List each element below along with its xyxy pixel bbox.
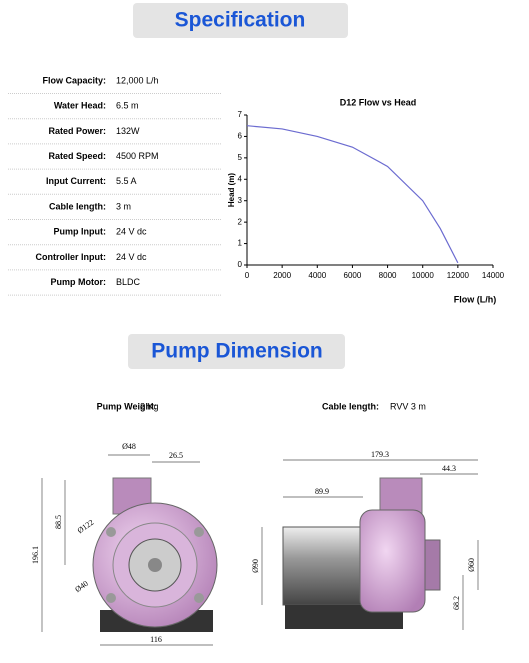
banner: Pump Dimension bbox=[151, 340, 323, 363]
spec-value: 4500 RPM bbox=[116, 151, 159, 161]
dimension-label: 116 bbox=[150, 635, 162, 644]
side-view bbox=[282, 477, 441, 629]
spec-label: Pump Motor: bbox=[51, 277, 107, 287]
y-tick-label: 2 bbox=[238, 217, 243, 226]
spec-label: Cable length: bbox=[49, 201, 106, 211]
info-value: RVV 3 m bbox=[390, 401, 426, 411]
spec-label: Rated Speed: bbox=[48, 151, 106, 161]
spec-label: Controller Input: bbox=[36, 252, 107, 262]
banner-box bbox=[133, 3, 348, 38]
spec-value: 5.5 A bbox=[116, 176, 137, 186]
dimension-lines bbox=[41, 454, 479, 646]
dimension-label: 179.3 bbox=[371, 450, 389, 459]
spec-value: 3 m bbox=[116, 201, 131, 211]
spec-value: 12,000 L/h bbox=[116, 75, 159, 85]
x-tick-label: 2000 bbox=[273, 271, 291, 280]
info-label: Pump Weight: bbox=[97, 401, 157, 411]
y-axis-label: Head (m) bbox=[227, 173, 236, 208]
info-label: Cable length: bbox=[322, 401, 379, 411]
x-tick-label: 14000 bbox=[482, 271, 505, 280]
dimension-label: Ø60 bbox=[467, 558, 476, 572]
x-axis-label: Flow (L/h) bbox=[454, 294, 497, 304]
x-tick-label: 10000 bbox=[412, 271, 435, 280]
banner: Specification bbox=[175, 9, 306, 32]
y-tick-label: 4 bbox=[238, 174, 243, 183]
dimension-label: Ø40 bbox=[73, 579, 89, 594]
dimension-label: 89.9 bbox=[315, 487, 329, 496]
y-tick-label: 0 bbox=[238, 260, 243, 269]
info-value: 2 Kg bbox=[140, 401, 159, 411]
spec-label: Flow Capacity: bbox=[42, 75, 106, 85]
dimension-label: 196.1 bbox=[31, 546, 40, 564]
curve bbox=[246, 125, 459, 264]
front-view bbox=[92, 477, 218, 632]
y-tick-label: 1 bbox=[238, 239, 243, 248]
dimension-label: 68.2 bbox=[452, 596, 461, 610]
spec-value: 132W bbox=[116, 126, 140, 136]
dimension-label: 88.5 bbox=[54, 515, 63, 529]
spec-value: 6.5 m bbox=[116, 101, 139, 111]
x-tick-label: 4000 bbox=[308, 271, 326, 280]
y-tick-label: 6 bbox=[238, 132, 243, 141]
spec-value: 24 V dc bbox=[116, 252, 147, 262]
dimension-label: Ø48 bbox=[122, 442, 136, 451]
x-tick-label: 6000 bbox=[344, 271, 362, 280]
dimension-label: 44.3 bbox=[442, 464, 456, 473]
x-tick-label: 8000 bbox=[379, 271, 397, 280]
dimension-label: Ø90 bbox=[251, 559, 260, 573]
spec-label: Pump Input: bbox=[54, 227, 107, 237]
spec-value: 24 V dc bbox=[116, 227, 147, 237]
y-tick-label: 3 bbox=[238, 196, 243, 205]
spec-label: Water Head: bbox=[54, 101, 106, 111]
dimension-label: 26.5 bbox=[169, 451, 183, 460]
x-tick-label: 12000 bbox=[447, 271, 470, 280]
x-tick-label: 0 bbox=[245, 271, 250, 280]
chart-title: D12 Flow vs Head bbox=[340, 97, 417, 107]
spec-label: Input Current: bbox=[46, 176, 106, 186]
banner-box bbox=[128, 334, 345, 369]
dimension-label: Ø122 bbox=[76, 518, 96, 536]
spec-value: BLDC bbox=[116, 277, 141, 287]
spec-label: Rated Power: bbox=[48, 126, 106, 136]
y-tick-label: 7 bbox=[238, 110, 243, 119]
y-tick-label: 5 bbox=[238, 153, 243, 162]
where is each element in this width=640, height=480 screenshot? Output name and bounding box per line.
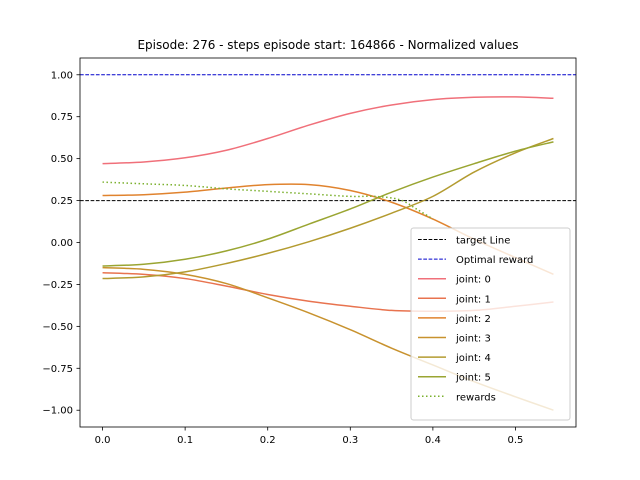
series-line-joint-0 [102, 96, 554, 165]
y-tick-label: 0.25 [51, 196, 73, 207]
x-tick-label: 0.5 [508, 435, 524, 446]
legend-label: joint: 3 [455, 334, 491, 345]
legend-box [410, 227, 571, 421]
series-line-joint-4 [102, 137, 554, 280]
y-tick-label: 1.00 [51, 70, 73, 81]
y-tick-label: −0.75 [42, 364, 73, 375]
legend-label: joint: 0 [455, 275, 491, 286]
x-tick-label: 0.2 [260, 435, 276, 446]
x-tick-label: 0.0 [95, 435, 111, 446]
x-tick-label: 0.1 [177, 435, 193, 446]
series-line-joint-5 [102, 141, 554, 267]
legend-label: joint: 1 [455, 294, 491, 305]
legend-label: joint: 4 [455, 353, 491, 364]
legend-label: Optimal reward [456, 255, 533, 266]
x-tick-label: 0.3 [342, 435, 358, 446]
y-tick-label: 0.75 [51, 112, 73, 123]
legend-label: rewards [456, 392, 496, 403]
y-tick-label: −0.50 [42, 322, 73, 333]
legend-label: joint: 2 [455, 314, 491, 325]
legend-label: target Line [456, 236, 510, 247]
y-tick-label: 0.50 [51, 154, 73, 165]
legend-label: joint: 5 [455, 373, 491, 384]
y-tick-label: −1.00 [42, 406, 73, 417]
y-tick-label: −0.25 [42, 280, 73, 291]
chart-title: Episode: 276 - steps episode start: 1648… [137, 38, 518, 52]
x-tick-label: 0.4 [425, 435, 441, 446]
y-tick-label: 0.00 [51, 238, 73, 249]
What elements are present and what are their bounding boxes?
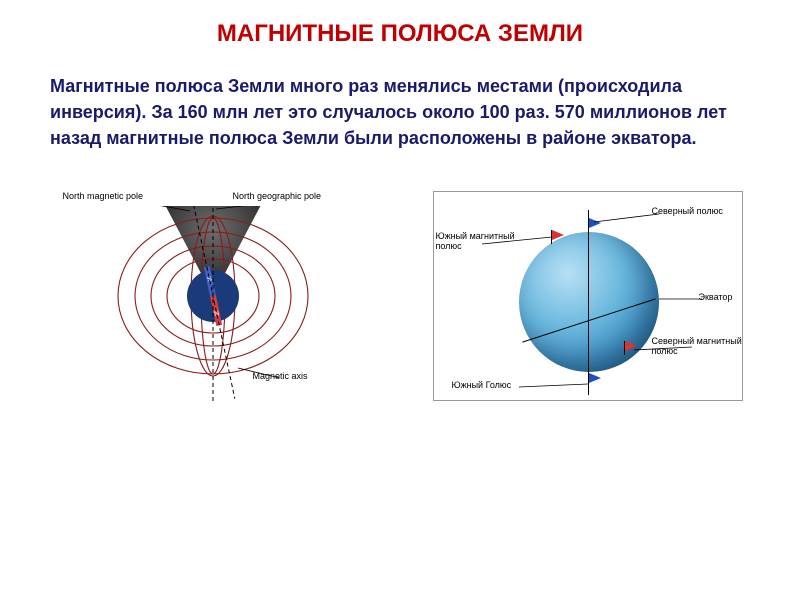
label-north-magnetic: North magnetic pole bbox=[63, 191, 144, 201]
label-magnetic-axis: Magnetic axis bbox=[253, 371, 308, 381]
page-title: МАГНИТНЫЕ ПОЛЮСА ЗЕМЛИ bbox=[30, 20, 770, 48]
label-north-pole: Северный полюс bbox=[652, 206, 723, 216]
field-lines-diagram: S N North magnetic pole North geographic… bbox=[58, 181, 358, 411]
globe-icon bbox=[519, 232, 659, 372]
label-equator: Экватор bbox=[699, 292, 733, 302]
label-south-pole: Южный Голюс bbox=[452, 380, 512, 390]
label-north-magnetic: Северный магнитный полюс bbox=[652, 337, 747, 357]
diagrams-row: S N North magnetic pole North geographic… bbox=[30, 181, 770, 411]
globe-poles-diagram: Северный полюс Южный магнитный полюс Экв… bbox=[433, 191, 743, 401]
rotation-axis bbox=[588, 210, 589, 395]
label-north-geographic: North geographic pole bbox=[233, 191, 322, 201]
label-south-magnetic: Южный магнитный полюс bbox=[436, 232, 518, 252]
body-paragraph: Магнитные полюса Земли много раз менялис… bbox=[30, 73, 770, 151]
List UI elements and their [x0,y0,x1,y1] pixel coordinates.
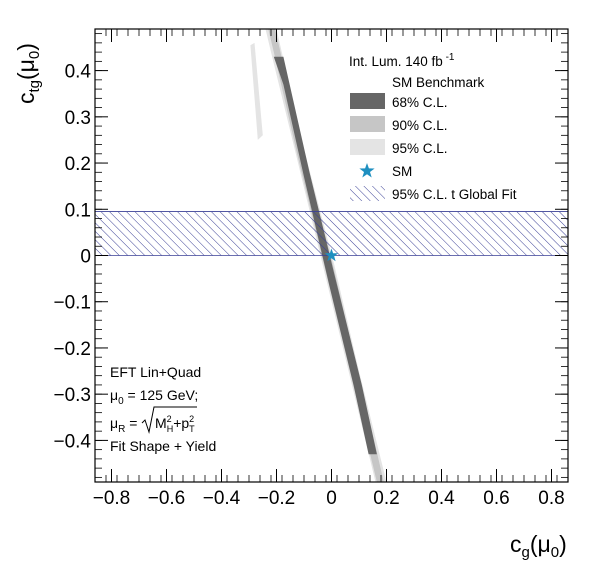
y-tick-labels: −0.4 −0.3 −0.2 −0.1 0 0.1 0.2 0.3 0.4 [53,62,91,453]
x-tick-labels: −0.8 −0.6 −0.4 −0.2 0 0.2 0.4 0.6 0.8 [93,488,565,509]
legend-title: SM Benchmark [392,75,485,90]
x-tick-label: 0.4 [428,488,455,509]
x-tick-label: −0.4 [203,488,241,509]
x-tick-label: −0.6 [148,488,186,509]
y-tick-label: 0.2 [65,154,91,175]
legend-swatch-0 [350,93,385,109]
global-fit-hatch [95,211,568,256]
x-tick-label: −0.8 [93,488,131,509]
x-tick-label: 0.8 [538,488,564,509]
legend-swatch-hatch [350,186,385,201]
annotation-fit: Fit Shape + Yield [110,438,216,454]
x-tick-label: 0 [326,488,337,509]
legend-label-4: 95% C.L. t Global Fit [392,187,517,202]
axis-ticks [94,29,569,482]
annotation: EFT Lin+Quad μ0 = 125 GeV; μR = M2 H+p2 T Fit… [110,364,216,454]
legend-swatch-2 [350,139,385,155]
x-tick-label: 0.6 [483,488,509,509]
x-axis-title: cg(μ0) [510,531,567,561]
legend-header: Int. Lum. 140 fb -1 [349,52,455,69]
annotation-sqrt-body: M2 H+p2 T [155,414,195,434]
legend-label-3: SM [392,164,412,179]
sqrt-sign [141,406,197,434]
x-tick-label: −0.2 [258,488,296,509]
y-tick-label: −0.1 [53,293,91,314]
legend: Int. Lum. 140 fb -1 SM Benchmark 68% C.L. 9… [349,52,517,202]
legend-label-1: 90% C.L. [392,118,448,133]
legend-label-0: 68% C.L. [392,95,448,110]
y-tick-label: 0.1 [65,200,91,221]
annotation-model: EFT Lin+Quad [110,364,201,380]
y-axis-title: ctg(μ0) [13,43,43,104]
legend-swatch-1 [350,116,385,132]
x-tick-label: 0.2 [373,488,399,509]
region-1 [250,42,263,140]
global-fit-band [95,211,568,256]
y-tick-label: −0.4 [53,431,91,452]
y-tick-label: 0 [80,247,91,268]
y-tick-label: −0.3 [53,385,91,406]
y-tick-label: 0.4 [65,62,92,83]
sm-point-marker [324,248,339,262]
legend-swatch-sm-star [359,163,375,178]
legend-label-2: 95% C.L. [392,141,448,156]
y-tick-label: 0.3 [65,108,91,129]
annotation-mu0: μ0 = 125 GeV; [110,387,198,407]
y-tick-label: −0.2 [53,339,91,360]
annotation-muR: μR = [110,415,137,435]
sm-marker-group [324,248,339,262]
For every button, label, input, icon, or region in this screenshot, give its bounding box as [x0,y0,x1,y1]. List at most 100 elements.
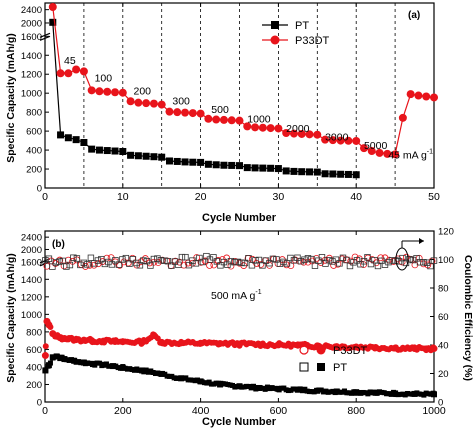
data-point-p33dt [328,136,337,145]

########

Express the lines from the one containing "y-tick-labels: −0.4 −0.3" through the one containing "legend-swatch-0 [350,93,385,109]" as a JSON list of strings, one string per line, skipping any blank lines.

[
  "y-tick-labels: −0.4 −0.3 −0.2 −0.1 0 0.1 0.2 0.3 0.4 [53,62,91,453]",
  "x-tick-labels: −0.8 −0.6 −0.4 −0.2 0 0.2 0.4 0.6 0.8 [93,488,565,509]",
  "legend-title: SM Benchmark [392,75,485,90]",
  "x-tick-label: 0.4 [428,488,455,509]",
  "x-tick-label: −0.4 [203,488,241,509]",
  "x-tick-label: −0.6 [148,488,186,509]",
  "y-tick-label: 0.2 [65,154,91,175]",
  "legend-swatch-0 [350,93,385,109]"
]